Records shown
________________________

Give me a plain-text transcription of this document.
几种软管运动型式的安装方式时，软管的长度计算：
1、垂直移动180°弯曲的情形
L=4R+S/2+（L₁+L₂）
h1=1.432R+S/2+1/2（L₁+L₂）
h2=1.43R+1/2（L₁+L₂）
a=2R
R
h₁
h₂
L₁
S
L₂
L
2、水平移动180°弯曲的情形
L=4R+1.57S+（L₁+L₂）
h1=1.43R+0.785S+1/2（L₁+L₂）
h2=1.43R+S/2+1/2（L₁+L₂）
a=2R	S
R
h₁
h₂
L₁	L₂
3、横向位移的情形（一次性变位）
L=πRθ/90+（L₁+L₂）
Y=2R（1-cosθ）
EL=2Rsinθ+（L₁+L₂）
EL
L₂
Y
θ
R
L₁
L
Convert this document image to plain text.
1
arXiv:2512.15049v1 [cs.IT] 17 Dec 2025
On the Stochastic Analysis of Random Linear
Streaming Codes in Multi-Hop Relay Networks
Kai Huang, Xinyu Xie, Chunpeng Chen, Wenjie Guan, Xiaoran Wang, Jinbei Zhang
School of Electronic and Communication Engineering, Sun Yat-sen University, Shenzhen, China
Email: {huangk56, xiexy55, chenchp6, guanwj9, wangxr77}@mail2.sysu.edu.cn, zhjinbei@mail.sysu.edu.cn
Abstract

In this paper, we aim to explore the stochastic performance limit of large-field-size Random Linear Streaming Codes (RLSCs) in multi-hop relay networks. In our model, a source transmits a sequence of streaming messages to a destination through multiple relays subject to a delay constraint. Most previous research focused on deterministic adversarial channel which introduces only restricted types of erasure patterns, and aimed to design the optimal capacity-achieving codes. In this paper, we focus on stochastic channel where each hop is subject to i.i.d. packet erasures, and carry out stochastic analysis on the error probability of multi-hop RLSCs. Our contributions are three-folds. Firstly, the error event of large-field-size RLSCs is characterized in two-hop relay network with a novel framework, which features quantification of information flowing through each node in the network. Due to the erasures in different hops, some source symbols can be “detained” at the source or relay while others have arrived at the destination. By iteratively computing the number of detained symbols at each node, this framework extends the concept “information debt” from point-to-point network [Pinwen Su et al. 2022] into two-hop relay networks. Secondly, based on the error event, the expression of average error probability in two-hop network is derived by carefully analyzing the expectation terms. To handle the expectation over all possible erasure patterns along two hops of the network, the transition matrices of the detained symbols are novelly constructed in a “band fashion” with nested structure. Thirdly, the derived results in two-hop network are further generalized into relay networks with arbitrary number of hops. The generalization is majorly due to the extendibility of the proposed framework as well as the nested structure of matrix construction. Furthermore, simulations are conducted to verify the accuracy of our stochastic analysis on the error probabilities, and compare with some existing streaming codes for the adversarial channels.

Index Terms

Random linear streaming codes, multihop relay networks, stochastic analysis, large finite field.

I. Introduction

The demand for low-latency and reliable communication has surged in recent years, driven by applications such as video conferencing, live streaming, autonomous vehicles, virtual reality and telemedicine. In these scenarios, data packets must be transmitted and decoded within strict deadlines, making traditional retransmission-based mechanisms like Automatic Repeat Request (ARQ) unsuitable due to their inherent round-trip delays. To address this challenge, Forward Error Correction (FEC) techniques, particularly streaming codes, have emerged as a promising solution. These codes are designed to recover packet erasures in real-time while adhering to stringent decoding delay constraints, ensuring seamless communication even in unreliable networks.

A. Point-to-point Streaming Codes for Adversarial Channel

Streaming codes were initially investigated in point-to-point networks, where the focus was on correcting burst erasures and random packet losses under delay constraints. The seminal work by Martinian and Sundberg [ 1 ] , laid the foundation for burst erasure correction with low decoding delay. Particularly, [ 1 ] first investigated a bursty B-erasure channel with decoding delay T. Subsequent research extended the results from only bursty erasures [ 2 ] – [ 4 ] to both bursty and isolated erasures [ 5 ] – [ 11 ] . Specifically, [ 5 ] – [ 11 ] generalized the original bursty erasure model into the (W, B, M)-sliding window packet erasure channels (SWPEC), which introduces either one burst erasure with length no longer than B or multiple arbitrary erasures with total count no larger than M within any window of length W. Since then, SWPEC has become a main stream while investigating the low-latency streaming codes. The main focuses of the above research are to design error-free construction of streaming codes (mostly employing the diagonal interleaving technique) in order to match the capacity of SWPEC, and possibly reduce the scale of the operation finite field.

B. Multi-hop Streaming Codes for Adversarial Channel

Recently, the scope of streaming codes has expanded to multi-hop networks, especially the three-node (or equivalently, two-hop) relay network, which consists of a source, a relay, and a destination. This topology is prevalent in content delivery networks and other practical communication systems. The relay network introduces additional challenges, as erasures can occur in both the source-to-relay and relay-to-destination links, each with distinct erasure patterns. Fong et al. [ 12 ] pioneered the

________________________

What the exercise asks
Word for word, extract all the records.

Result for this task
Give me a plain-text transcription of this document.
几种软管运动型式的安装方式时，软管的长度计算：
1、垂直移动180°弯曲的情形
L=4R+S/2+（L₁+L₂）
h1=1.432R+S/2+1/2（L₁+L₂）
h2=1.43R+1/2（L₁+L₂）
a=2R
R
h₁
h₂
L₁
S
L₂
L
2、水平移动180°弯曲的情形
L=4R+1.57S+（L₁+L₂）
h1=1.43R+0.785S+1/2（L₁+L₂）
h2=1.43R+S/2+1/2（L₁+L₂）
a=2R	S
R
h₁
h₂
L₁	L₂
3、横向位移的情形（一次性变位）
L=πRθ/90+（L₁+L₂）
Y=2R（1-cosθ）
EL=2Rsinθ+（L₁+L₂）
EL
L₂
Y
θ
R
L₁
L
Convert this document image to plain text.
1
arXiv:2512.15049v1 [cs.IT] 17 Dec 2025
On the Stochastic Analysis of Random Linear
Streaming Codes in Multi-Hop Relay Networks
Kai Huang, Xinyu Xie, Chunpeng Chen, Wenjie Guan, Xiaoran Wang, Jinbei Zhang
School of Electronic and Communication Engineering, Sun Yat-sen University, Shenzhen, China
Email: {huangk56, xiexy55, chenchp6, guanwj9, wangxr77}@mail2.sysu.edu.cn, zhjinbei@mail.sysu.edu.cn
Abstract

In this paper, we aim to explore the stochastic performance limit of large-field-size Random Linear Streaming Codes (RLSCs) in multi-hop relay networks. In our model, a source transmits a sequence of streaming messages to a destination through multiple relays subject to a delay constraint. Most previous research focused on deterministic adversarial channel which introduces only restricted types of erasure patterns, and aimed to design the optimal capacity-achieving codes. In this paper, we focus on stochastic channel where each hop is subject to i.i.d. packet erasures, and carry out stochastic analysis on the error probability of multi-hop RLSCs. Our contributions are three-folds. Firstly, the error event of large-field-size RLSCs is characterized in two-hop relay network with a novel framework, which features quantification of information flowing through each node in the network. Due to the erasures in different hops, some source symbols can be “detained” at the source or relay while others have arrived at the destination. By iteratively computing the number of detained symbols at each node, this framework extends the concept “information debt” from point-to-point network [Pinwen Su et al. 2022] into two-hop relay networks. Secondly, based on the error event, the expression of average error probability in two-hop network is derived by carefully analyzing the expectation terms. To handle the expectation over all possible erasure patterns along two hops of the network, the transition matrices of the detained symbols are novelly constructed in a “band fashion” with nested structure. Thirdly, the derived results in two-hop network are further generalized into relay networks with arbitrary number of hops. The generalization is majorly due to the extendibility of the proposed framework as well as the nested structure of matrix construction. Furthermore, simulations are conducted to verify the accuracy of our stochastic analysis on the error probabilities, and compare with some existing streaming codes for the adversarial channels.

Index Terms

Random linear streaming codes, multihop relay networks, stochastic analysis, large finite field.

I. Introduction

The demand for low-latency and reliable communication has surged in recent years, driven by applications such as video conferencing, live streaming, autonomous vehicles, virtual reality and telemedicine. In these scenarios, data packets must be transmitted and decoded within strict deadlines, making traditional retransmission-based mechanisms like Automatic Repeat Request (ARQ) unsuitable due to their inherent round-trip delays. To address this challenge, Forward Error Correction (FEC) techniques, particularly streaming codes, have emerged as a promising solution. These codes are designed to recover packet erasures in real-time while adhering to stringent decoding delay constraints, ensuring seamless communication even in unreliable networks.

A. Point-to-point Streaming Codes for Adversarial Channel

Streaming codes were initially investigated in point-to-point networks, where the focus was on correcting burst erasures and random packet losses under delay constraints. The seminal work by Martinian and Sundberg [ 1 ] , laid the foundation for burst erasure correction with low decoding delay. Particularly, [ 1 ] first investigated a bursty B-erasure channel with decoding delay T. Subsequent research extended the results from only bursty erasures [ 2 ] – [ 4 ] to both bursty and isolated erasures [ 5 ] – [ 11 ] . Specifically, [ 5 ] – [ 11 ] generalized the original bursty erasure model into the (W, B, M)-sliding window packet erasure channels (SWPEC), which introduces either one burst erasure with length no longer than B or multiple arbitrary erasures with total count no larger than M within any window of length W. Since then, SWPEC has become a main stream while investigating the low-latency streaming codes. The main focuses of the above research are to design error-free construction of streaming codes (mostly employing the diagonal interleaving technique) in order to match the capacity of SWPEC, and possibly reduce the scale of the operation finite field.

B. Multi-hop Streaming Codes for Adversarial Channel

Recently, the scope of streaming codes has expanded to multi-hop networks, especially the three-node (or equivalently, two-hop) relay network, which consists of a source, a relay, and a destination. This topology is prevalent in content delivery networks and other practical communication systems. The relay network introduces additional challenges, as erasures can occur in both the source-to-relay and relay-to-destination links, each with distinct erasure patterns. Fong et al. [ 12 ] pioneered the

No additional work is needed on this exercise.